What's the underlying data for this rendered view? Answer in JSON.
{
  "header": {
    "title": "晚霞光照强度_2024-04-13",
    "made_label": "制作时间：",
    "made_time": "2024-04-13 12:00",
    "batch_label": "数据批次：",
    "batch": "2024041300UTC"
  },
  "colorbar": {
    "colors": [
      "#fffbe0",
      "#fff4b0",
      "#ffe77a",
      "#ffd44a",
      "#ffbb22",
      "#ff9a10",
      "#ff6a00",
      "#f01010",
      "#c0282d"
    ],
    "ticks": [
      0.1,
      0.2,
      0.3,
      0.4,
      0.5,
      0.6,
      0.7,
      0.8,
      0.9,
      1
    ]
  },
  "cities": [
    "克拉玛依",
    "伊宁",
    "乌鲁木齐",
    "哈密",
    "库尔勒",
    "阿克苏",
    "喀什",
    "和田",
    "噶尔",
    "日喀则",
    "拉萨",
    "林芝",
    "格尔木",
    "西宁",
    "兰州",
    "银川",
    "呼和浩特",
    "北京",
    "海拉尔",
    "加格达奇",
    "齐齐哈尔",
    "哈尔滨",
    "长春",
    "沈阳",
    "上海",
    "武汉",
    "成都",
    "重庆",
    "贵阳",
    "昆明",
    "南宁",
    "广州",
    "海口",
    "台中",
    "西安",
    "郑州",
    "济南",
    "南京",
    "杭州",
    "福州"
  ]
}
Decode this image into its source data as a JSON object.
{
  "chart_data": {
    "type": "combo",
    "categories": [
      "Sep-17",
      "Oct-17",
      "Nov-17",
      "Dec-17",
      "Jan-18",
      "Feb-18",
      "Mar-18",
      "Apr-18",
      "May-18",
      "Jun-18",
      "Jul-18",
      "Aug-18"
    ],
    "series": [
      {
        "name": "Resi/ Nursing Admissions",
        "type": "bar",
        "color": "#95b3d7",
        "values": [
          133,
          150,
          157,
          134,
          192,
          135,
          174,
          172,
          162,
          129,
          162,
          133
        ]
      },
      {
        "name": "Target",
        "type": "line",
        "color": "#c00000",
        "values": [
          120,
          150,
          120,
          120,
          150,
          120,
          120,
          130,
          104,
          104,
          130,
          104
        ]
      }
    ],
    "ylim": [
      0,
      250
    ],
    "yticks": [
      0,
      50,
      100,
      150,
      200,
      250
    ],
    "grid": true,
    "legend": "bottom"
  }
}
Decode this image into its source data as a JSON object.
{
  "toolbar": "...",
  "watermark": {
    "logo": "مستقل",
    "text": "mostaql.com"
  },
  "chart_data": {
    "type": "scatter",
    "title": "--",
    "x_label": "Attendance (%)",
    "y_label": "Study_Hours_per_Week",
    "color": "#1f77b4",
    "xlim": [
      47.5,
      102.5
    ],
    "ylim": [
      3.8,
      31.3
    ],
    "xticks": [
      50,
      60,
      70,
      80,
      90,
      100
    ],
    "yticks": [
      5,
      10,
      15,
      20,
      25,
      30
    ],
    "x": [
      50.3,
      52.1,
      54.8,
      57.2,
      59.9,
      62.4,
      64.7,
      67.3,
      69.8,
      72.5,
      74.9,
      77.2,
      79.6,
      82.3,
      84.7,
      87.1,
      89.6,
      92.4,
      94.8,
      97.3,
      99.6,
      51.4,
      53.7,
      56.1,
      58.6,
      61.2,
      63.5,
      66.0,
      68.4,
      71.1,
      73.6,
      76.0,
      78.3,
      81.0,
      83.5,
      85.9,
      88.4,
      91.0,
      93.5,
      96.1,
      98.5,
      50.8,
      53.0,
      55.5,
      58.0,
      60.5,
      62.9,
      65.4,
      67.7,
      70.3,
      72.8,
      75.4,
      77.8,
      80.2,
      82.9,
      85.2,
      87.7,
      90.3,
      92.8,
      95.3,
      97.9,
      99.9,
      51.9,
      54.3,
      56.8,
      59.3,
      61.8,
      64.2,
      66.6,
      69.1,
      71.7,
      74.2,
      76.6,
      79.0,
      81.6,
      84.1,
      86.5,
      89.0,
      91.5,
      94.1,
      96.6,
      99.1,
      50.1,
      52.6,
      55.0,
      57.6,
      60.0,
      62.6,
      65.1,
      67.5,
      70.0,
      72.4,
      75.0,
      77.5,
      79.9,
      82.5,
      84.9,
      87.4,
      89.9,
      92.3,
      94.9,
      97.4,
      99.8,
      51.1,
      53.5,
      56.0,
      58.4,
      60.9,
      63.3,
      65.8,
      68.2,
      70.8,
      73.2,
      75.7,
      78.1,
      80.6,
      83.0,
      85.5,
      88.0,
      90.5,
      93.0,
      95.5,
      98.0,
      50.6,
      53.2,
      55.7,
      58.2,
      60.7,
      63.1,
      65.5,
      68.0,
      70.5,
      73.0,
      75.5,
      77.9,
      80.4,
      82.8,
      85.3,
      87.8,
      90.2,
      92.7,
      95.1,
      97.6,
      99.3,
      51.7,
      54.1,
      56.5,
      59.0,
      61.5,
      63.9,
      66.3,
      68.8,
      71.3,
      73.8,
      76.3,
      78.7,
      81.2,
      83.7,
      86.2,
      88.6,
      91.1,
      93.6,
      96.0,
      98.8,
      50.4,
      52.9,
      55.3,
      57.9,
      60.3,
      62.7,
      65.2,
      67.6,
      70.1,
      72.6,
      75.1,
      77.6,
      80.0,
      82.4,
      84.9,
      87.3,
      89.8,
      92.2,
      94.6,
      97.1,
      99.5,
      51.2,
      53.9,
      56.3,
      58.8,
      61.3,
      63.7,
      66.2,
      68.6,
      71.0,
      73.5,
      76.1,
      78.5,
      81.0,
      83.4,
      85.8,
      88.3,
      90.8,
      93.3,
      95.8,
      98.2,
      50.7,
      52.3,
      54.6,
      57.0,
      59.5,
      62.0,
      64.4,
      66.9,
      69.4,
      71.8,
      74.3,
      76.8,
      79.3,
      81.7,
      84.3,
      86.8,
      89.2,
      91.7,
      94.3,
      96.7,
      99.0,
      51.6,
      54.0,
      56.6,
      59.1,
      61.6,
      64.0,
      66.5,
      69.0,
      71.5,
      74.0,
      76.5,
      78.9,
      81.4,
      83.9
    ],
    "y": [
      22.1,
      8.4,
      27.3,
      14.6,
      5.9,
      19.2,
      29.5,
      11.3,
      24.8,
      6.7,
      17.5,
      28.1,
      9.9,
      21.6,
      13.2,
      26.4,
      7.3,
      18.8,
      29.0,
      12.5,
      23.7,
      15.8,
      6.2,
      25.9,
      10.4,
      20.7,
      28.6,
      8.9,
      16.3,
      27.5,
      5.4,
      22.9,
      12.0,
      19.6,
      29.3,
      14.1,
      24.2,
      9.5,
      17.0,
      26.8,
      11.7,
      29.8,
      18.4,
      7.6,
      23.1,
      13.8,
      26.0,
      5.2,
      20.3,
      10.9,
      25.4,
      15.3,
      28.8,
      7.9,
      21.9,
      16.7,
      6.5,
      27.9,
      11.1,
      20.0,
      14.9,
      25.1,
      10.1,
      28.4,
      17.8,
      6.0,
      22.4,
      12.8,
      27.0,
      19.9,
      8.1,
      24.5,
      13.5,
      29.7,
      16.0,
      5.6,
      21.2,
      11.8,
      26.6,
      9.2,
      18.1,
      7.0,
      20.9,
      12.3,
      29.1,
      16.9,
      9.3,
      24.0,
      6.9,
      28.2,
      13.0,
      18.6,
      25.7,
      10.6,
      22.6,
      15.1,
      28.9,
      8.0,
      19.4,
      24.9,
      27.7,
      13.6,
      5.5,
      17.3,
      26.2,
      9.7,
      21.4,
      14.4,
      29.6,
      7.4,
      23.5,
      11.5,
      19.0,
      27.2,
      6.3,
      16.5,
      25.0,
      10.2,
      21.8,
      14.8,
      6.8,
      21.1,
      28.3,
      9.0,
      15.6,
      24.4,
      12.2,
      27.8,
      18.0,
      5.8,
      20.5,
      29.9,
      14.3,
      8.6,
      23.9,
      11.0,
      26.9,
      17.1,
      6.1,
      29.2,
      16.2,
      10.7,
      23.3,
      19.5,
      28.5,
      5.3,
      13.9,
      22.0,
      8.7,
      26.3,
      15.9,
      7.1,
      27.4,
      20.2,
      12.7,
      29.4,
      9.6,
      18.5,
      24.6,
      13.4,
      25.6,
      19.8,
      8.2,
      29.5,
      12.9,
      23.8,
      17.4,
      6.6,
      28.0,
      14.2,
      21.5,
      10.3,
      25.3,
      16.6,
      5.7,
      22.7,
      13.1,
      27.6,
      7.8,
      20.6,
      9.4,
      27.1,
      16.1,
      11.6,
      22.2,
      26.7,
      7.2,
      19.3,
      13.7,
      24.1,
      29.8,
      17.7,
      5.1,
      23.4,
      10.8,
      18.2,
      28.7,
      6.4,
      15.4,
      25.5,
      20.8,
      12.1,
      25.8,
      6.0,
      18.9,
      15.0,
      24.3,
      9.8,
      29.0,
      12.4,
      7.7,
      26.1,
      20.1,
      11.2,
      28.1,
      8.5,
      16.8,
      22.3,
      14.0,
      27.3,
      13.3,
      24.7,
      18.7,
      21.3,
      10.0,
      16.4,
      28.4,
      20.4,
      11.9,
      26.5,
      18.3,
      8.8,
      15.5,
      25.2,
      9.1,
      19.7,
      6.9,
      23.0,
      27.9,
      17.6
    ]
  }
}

_GIVEN EXERCISE_. From the entries above, copy every line containing the word "type".

_EXPECTED ANSWER_.
    "type": "combo",
        "type": "bar",
        "type": "line",
    "type": "scatter",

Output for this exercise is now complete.